Brief
Lines containing the string "doktorantów" are to be collected in full.

Stored records:

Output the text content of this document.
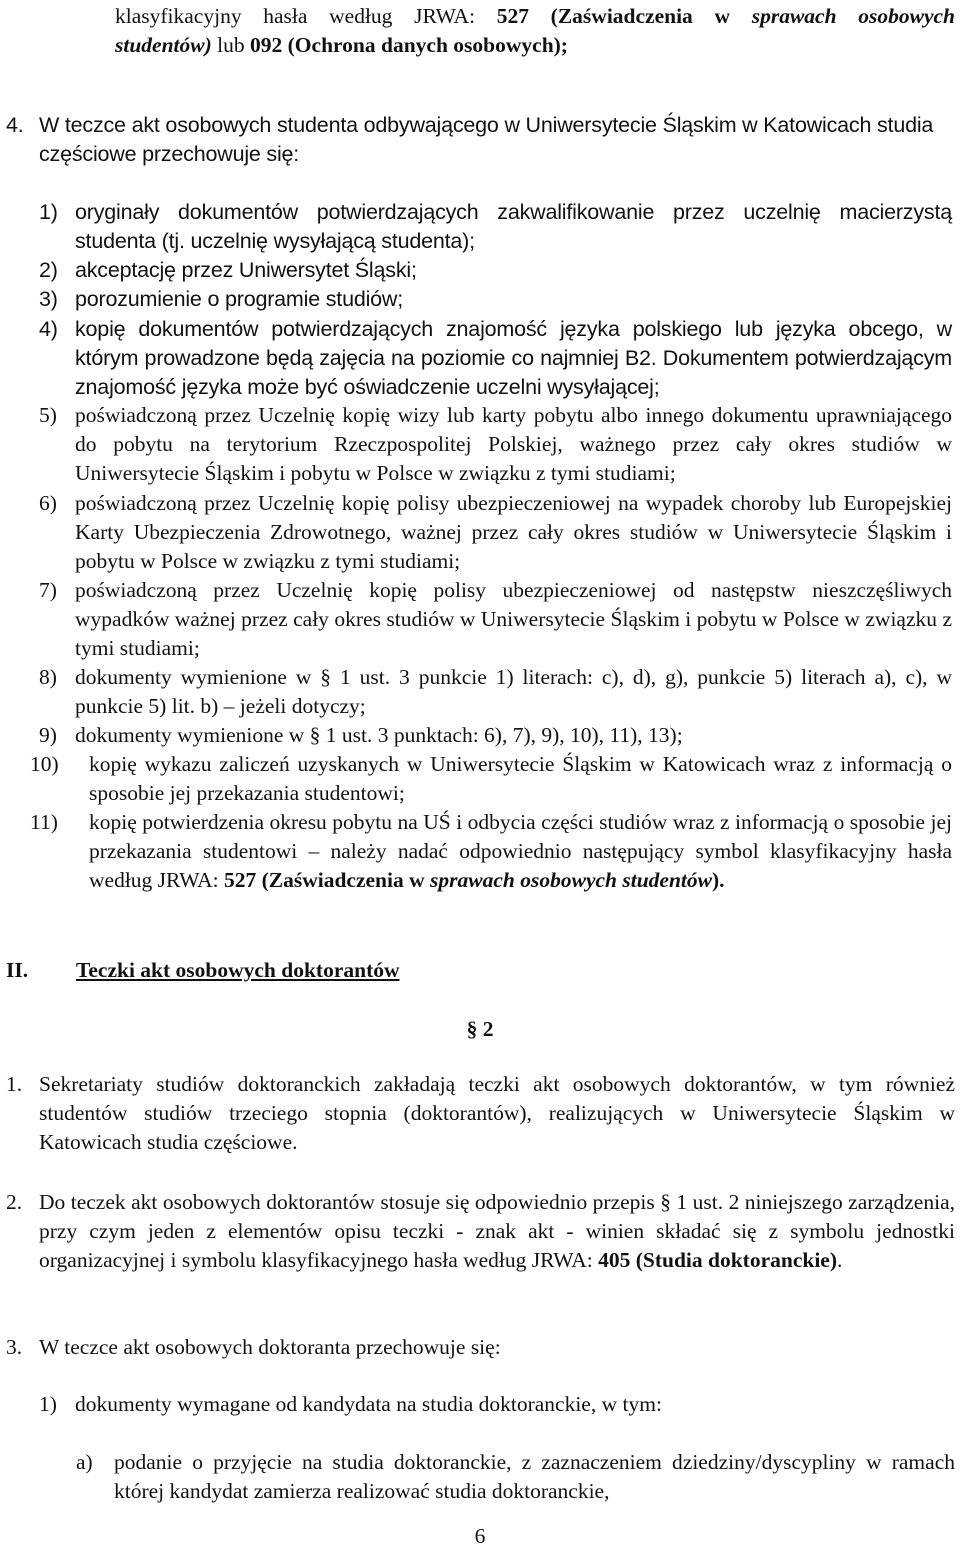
klasyfikacyjny hasła według JRWA: 527 (Zaświadczenia w sprawach osobowych

studentów) lub 092 (Ochrona danych osobowych);

4. W teczce akt osobowych studenta odbywającego w Uniwersytecie Śląskim w Katowicach studia częściowe przechowuje się:

1) oryginały dokumentów potwierdzających zakwalifikowanie przez uczelnię macierzystą studenta (tj. uczelnię wysyłającą studenta);
2) akceptację przez Uniwersytet Śląski;
3) porozumienie o programie studiów;
4) kopię dokumentów potwierdzających znajomość języka polskiego lub języka obcego, w którym prowadzone będą zajęcia na poziomie co najmniej B2. Dokumentem potwierdzającym znajomość języka może być oświadczenie uczelni wysyłającej;
5) poświadczoną przez Uczelnię kopię wizy lub karty pobytu albo innego dokumentu uprawniającego do pobytu na terytorium Rzeczpospolitej Polskiej, ważnego przez cały okres studiów w Uniwersytecie Śląskim i pobytu w Polsce w związku z tymi studiami;
6) poświadczoną przez Uczelnię kopię polisy ubezpieczeniowej na wypadek choroby lub Europejskiej Karty Ubezpieczenia Zdrowotnego, ważnej przez cały okres studiów w Uniwersytecie Śląskim i pobytu w Polsce w związku z tymi studiami;
7) poświadczoną przez Uczelnię kopię polisy ubezpieczeniowej od następstw nieszczęśliwych wypadków ważnej przez cały okres studiów w Uniwersytecie Śląskim i pobytu w Polsce w związku z tymi studiami;
8) dokumenty wymienione w § 1 ust. 3 punkcie 1) literach: c), d), g), punkcie 5) literach a), c), w punkcie 5) lit. b) – jeżeli dotyczy;
9) dokumenty wymienione w § 1 ust. 3 punktach: 6), 7), 9), 10), 11), 13);
10) kopię wykazu zaliczeń uzyskanych w Uniwersytecie Śląskim w Katowicach wraz z informacją o sposobie jej przekazania studentowi;
11) kopię potwierdzenia okresu pobytu na UŚ i odbycia części studiów wraz z informacją o sposobie jej przekazania studentowi – należy nadać odpowiednio następujący symbol klasyfikacyjny hasła według JRWA: 527 (Zaświadczenia w sprawach osobowych studentów).
II. Teczki akt osobowych doktorantów
§ 2
1. Sekretariaty studiów doktoranckich zakładają teczki akt osobowych doktorantów, w tym również studentów studiów trzeciego stopnia (doktorantów), realizujących w Uniwersytecie Śląskim w Katowicach studia częściowe.

2. Do teczek akt osobowych doktorantów stosuje się odpowiednio przepis § 1 ust. 2 niniejszego zarządzenia, przy czym jeden z elementów opisu teczki - znak akt - winien składać się z symbolu jednostki organizacyjnej i symbolu klasyfikacyjnego hasła według JRWA: 405 (Studia doktoranckie).

3. W teczce akt osobowych doktoranta przechowuje się:

1) dokumenty wymagane od kandydata na studia doktoranckie, w tym:
a) podanie o przyjęcie na studia doktoranckie, z zaznaczeniem dziedziny/dyscypliny w ramach której kandydat zamierza realizować studia doktoranckie,

6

Written solution
II. Teczki akt osobowych doktorantów
1. Sekretariaty studiów doktoranckich zakładają teczki akt osobowych doktorantów, w tym również studentów studiów trzeciego stopnia (doktorantów), realizujących w Uniwersytecie Śląskim w Katowicach studia częściowe.
2. Do teczek akt osobowych doktorantów stosuje się odpowiednio przepis § 1 ust. 2 niniejszego zarządzenia, przy czym jeden z elementów opisu teczki - znak akt - winien składać się z symbolu jednostki organizacyjnej i symbolu klasyfikacyjnego hasła według JRWA: 405 (Studia doktoranckie).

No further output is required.